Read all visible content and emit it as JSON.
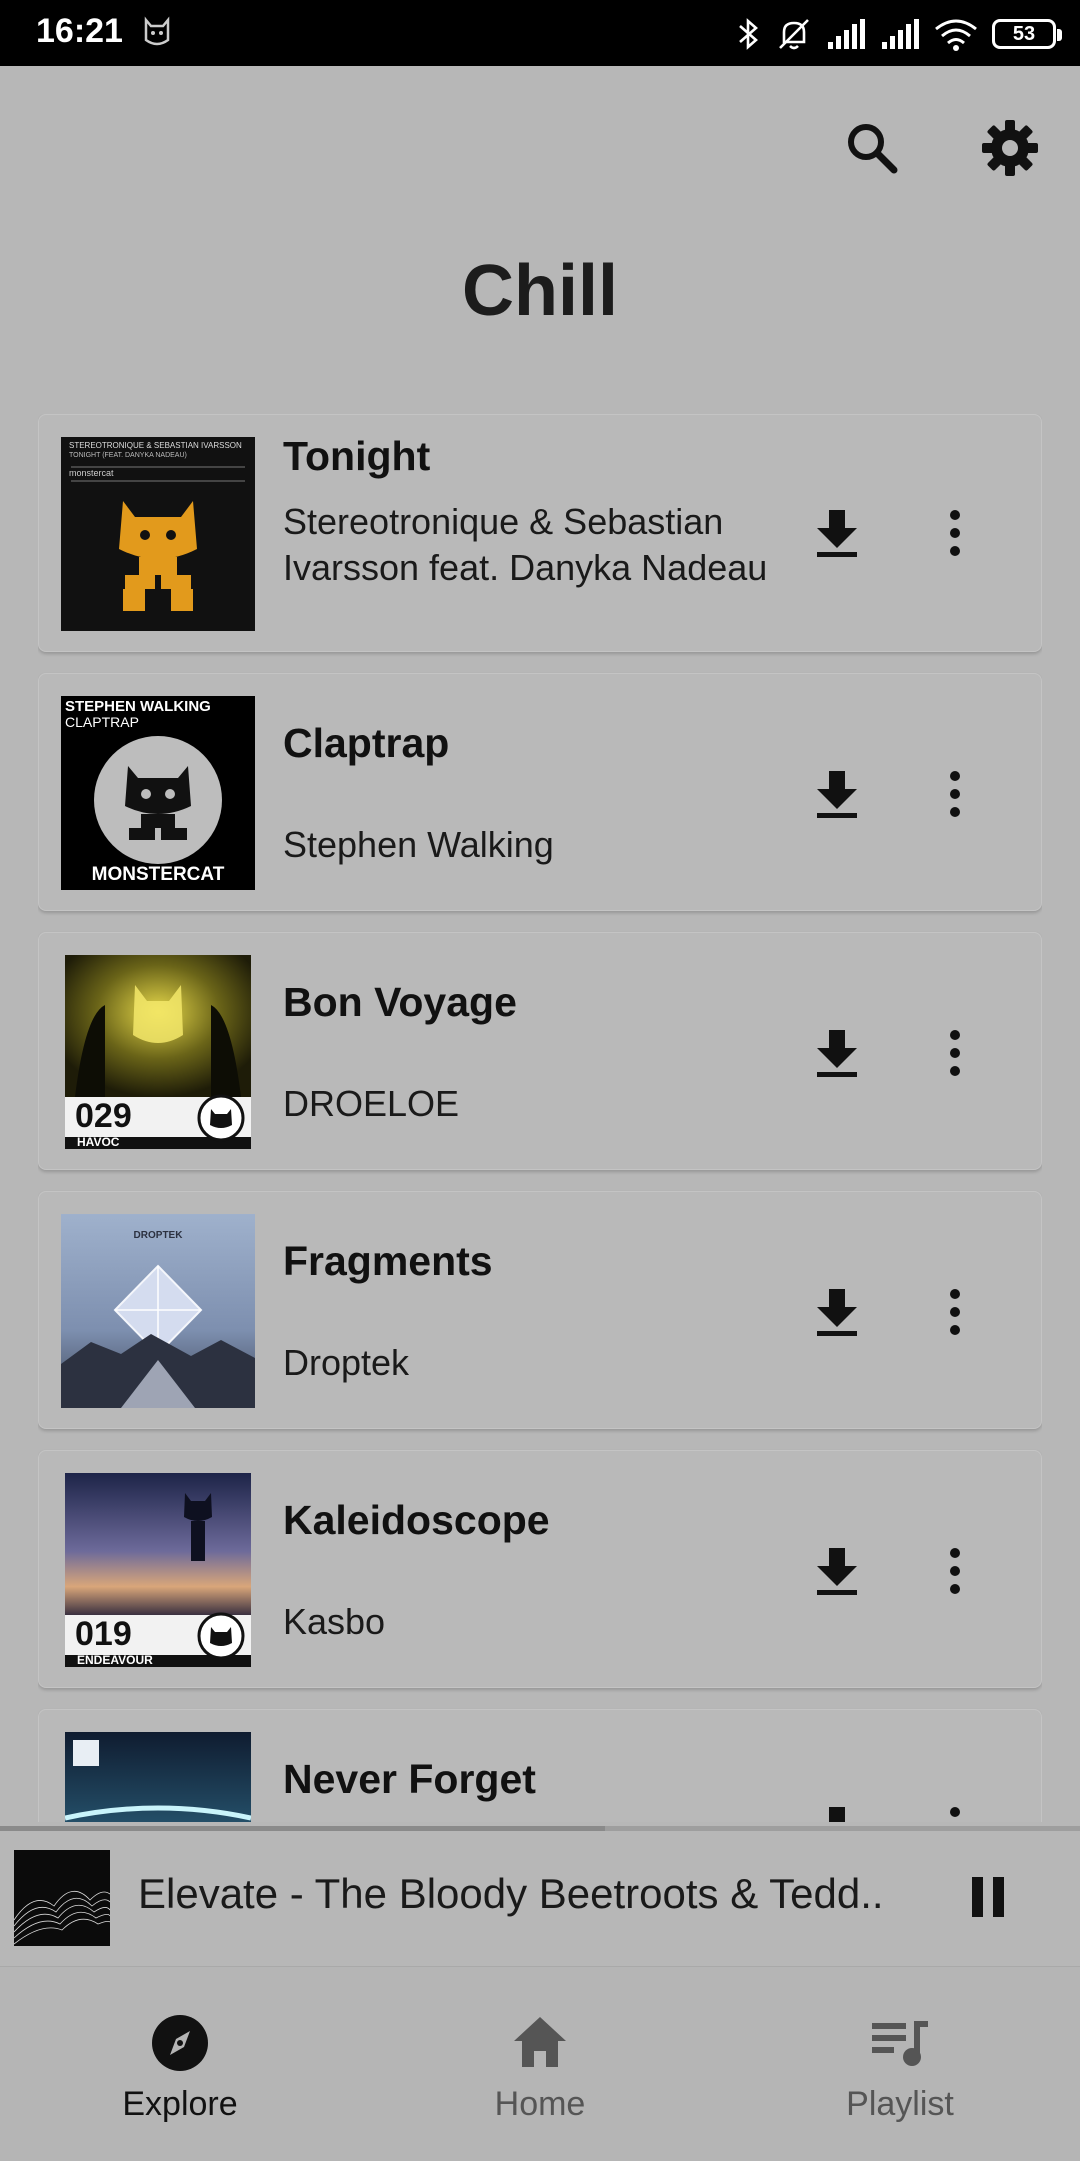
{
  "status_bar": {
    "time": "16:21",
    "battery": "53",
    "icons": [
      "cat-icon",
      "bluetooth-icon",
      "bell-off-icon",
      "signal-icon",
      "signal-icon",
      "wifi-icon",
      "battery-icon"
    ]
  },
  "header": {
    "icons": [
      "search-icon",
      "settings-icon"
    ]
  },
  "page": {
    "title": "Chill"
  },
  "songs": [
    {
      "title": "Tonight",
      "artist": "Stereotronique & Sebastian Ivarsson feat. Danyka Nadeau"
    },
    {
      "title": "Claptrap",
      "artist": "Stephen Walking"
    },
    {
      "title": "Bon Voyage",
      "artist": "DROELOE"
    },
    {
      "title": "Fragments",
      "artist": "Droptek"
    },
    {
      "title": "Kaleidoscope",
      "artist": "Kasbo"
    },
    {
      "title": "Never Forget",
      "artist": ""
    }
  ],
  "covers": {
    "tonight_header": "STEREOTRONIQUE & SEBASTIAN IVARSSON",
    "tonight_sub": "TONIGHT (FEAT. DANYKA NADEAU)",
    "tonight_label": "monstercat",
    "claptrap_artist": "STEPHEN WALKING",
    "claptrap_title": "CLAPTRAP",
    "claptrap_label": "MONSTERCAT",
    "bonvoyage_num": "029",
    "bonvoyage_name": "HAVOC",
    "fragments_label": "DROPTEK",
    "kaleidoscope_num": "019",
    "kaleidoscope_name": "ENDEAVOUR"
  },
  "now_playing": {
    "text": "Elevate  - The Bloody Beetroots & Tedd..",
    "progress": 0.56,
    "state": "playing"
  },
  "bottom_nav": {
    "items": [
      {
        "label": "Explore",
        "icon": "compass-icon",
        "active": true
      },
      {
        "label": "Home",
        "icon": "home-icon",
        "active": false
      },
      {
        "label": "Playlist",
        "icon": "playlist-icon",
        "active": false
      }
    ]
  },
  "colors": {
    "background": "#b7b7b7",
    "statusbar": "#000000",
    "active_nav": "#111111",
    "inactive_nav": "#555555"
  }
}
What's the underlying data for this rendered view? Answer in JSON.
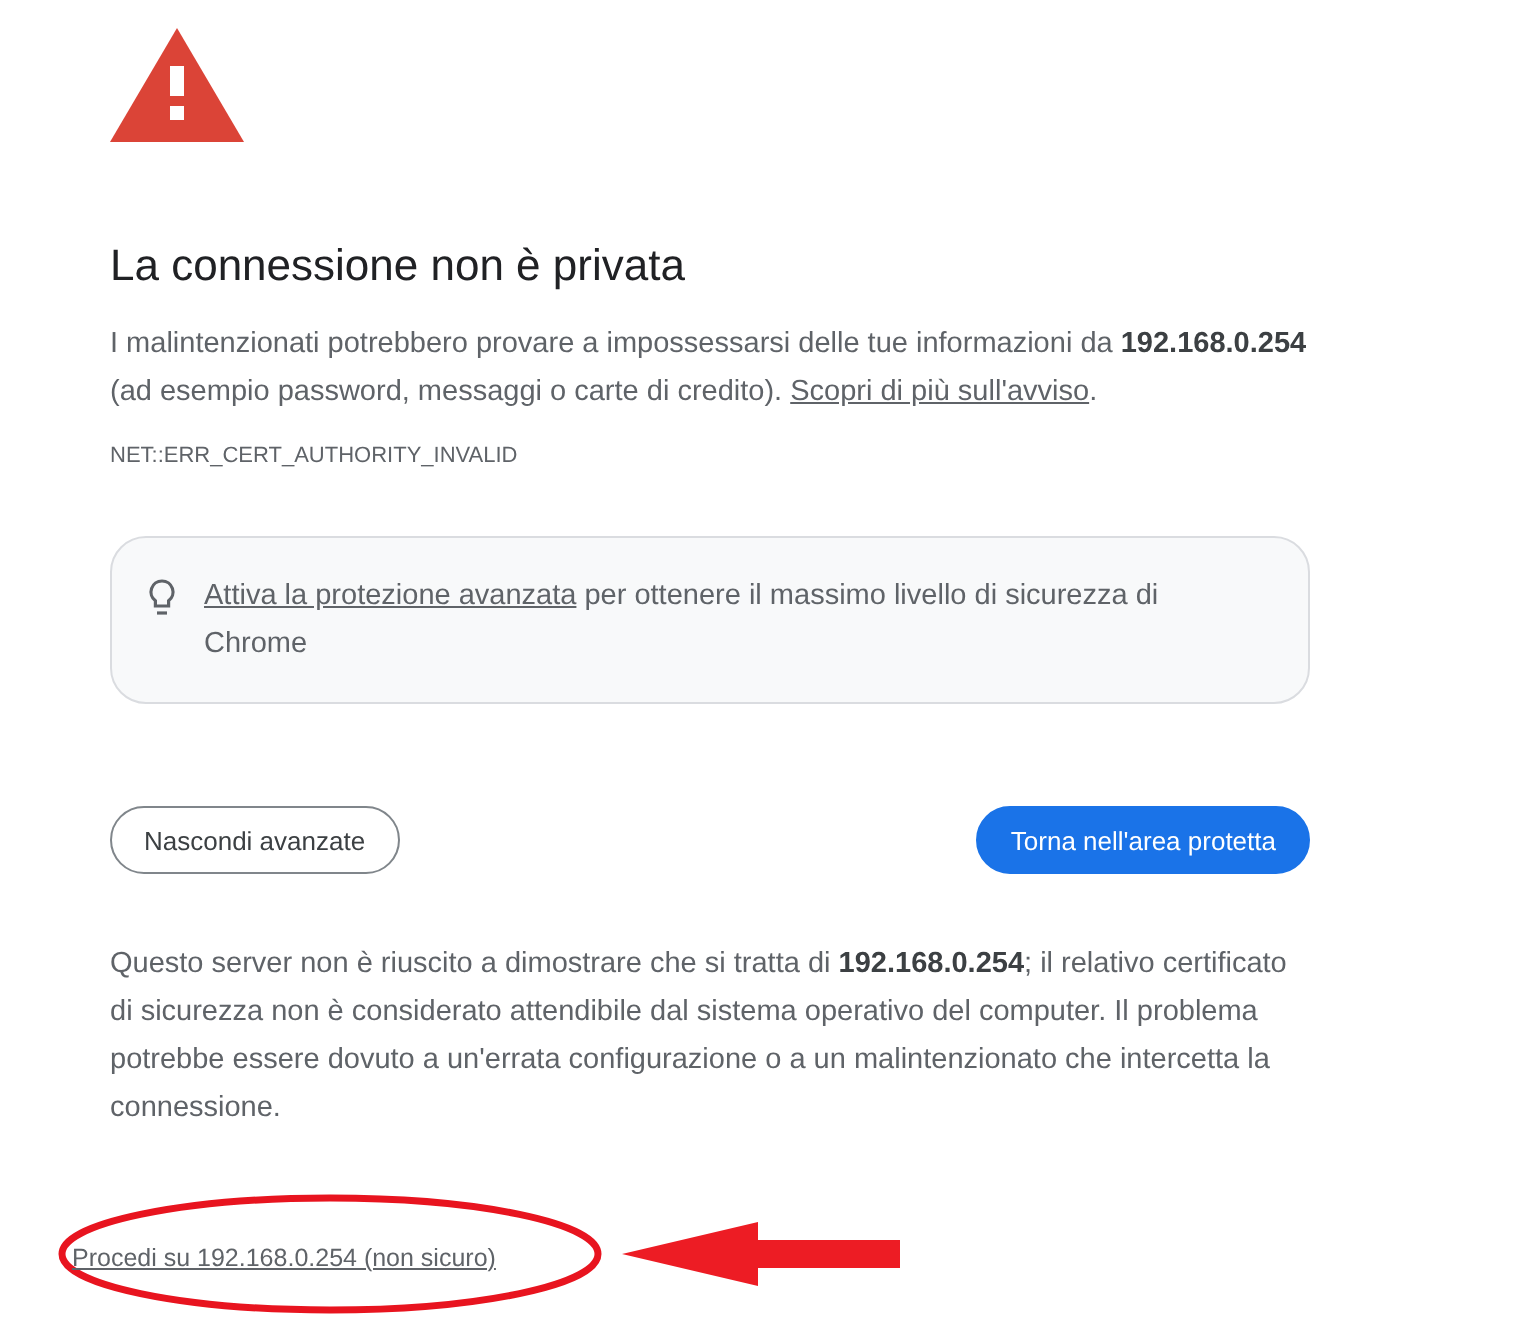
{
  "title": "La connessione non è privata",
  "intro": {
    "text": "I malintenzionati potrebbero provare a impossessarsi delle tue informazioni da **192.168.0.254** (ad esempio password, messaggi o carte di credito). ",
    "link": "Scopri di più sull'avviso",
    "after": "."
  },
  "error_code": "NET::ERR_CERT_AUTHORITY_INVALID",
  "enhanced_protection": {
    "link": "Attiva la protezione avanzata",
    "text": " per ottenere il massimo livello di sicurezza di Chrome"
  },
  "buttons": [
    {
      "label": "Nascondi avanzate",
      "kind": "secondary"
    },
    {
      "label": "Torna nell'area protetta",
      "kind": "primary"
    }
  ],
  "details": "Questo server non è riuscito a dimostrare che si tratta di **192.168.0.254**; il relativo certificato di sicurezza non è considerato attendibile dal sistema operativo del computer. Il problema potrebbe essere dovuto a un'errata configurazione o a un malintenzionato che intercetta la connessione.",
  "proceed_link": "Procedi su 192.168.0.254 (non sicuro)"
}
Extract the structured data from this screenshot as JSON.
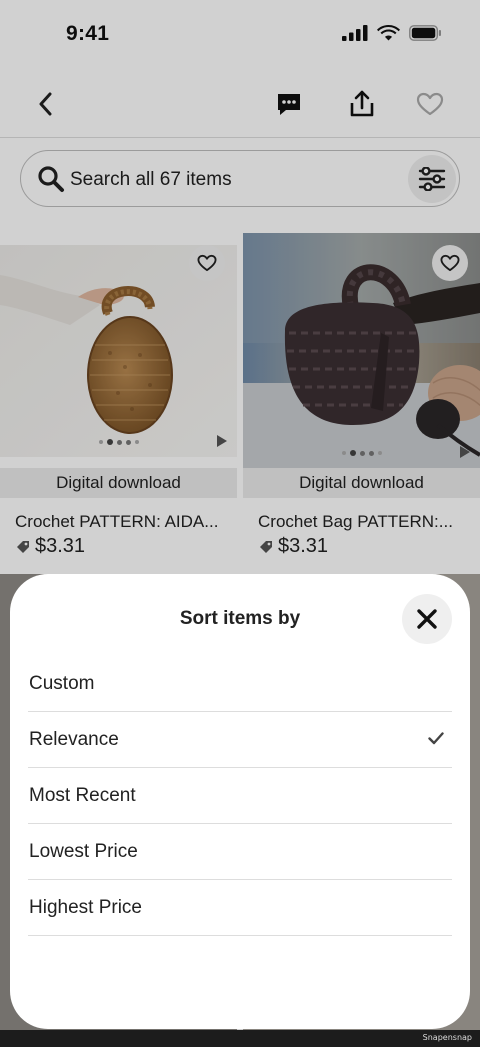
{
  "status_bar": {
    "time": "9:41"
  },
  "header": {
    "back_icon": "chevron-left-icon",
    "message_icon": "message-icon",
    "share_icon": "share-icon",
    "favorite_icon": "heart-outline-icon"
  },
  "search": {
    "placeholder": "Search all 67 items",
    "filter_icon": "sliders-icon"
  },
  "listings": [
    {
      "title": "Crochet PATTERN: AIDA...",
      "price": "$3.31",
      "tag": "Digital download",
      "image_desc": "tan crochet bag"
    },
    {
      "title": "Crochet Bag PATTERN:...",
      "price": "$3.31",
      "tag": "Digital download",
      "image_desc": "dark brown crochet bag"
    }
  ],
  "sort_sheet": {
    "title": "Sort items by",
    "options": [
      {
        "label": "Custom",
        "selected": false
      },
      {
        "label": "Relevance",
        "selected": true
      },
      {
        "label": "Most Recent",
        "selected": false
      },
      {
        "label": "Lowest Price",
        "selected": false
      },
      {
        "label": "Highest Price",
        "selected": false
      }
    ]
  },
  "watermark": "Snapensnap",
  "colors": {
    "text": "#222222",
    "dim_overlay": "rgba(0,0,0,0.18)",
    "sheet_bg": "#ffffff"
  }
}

◆ ◆ ◆ ◆

# Exercise directions:
Which lines of the material contain the string "sicurezza"? List each of them.

# Answer to this problem:
    "text": " per ottenere il massimo livello di sicurezza di Chrome"
  "details": "Questo server non è riuscito a dimostrare che si tratta di **192.168.0.254**; il relativo certificato di sicurezza non è considerato attendibile dal sistema operativo del computer. Il problema potrebbe essere dovuto a un'errata configurazione o a un malintenzionato che intercetta la connessione.",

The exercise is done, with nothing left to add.